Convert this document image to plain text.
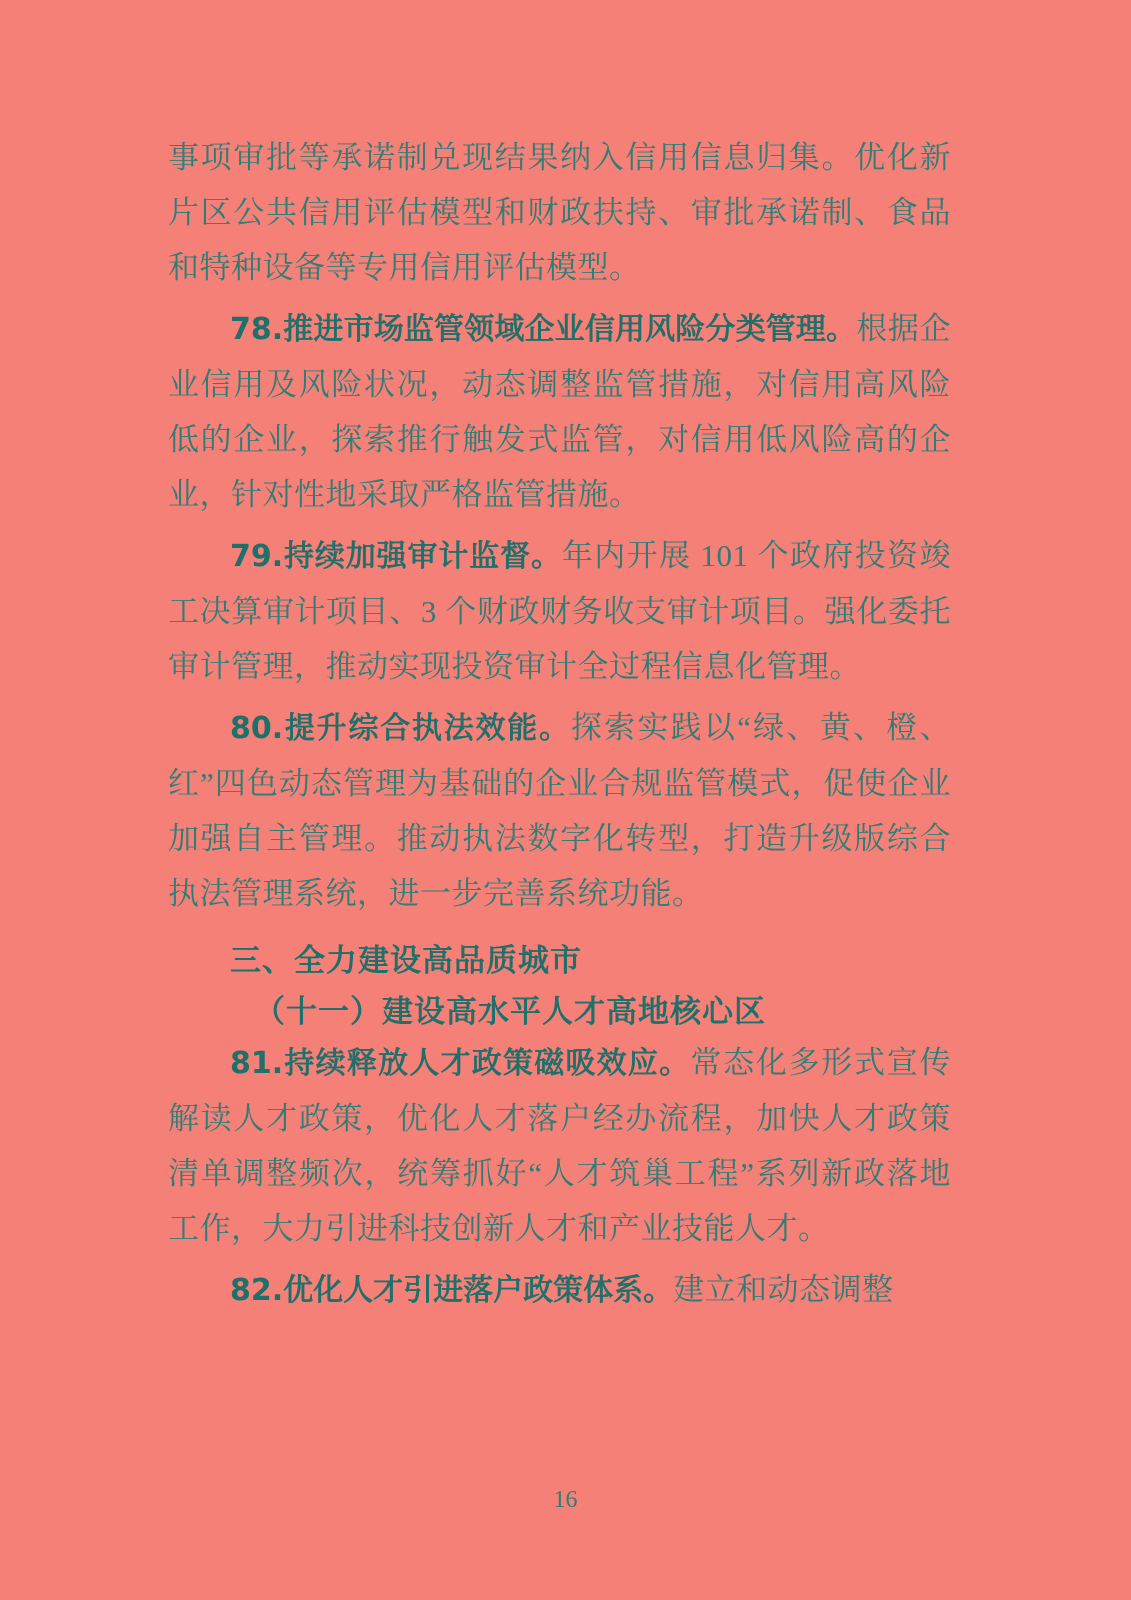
事项审批等承诺制兑现结果纳入信用信息归集。优化新片区公共信用评估模型和财政扶持、审批承诺制、食品和特种设备等专用信用评估模型。

78.推进市场监管领域企业信用风险分类管理。根据企业信用及风险状况，动态调整监管措施，对信用高风险低的企业，探索推行触发式监管，对信用低风险高的企业，针对性地采取严格监管措施。

79.持续加强审计监督。年内开展 101 个政府投资竣工决算审计项目、3 个财政财务收支审计项目。强化委托审计管理，推动实现投资审计全过程信息化管理。

80.提升综合执法效能。探索实践以“绿、黄、橙、红”四色动态管理为基础的企业合规监管模式，促使企业加强自主管理。推动执法数字化转型，打造升级版综合执法管理系统，进一步完善系统功能。

三、全力建设高品质城市

（十一）建设高水平人才高地核心区

81.持续释放人才政策磁吸效应。常态化多形式宣传解读人才政策，优化人才落户经办流程，加快人才政策清单调整频次，统筹抓好“人才筑巢工程”系列新政落地工作，大力引进科技创新人才和产业技能人才。

82.优化人才引进落户政策体系。建立和动态调整

16
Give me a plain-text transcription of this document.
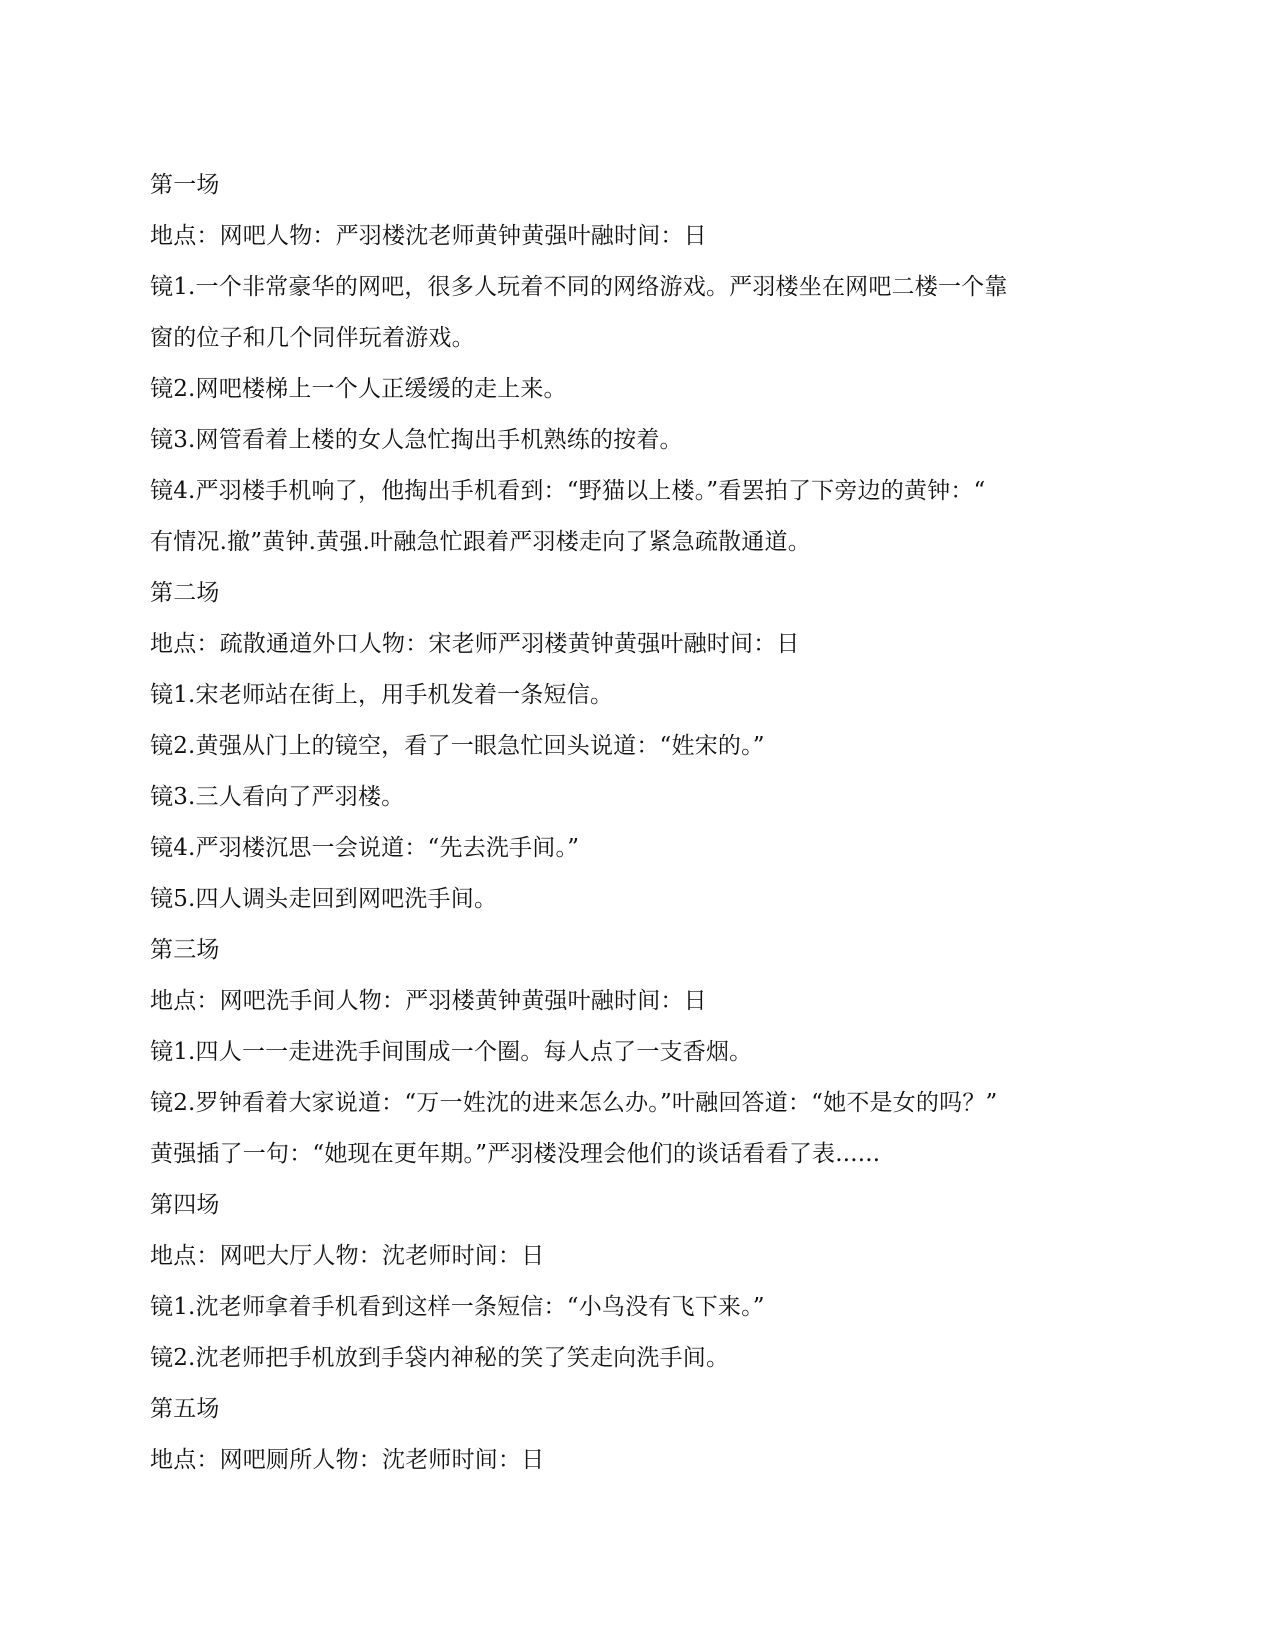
第一场
地点：网吧人物：严羽楼沈老师黄钟黄强叶融时间：日
镜1.一个非常豪华的网吧，很多人玩着不同的网络游戏。严羽楼坐在网吧二楼一个靠
窗的位子和几个同伴玩着游戏。
镜2.网吧楼梯上一个人正缓缓的走上来。
镜3.网管看着上楼的女人急忙掏出手机熟练的按着。
镜4.严羽楼手机响了，他掏出手机看到：“野猫以上楼。”看罢拍了下旁边的黄钟：“
有情况.撤”黄钟.黄强.叶融急忙跟着严羽楼走向了紧急疏散通道。
第二场
地点：疏散通道外口人物：宋老师严羽楼黄钟黄强叶融时间：日
镜1.宋老师站在街上，用手机发着一条短信。
镜2.黄强从门上的镜空，看了一眼急忙回头说道：“姓宋的。”
镜3.三人看向了严羽楼。
镜4.严羽楼沉思一会说道：“先去洗手间。”
镜5.四人调头走回到网吧洗手间。
第三场
地点：网吧洗手间人物：严羽楼黄钟黄强叶融时间：日
镜1.四人一一走进洗手间围成一个圈。每人点了一支香烟。
镜2.罗钟看着大家说道：“万一姓沈的进来怎么办。”叶融回答道：“她不是女的吗？”
黄强插了一句：“她现在更年期。”严羽楼没理会他们的谈话看看了表......
第四场
地点：网吧大厅人物：沈老师时间：日
镜1.沈老师拿着手机看到这样一条短信：“小鸟没有飞下来。”
镜2.沈老师把手机放到手袋内神秘的笑了笑走向洗手间。
第五场
地点：网吧厕所人物：沈老师时间：日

---*---

**STATED GOAL:** Scan the material above for the string "text" and return the lines that hold it.

**WRITTEN RESPONSE:**
Convert this document image to plain text.
Give me a plain-text transcription of this document.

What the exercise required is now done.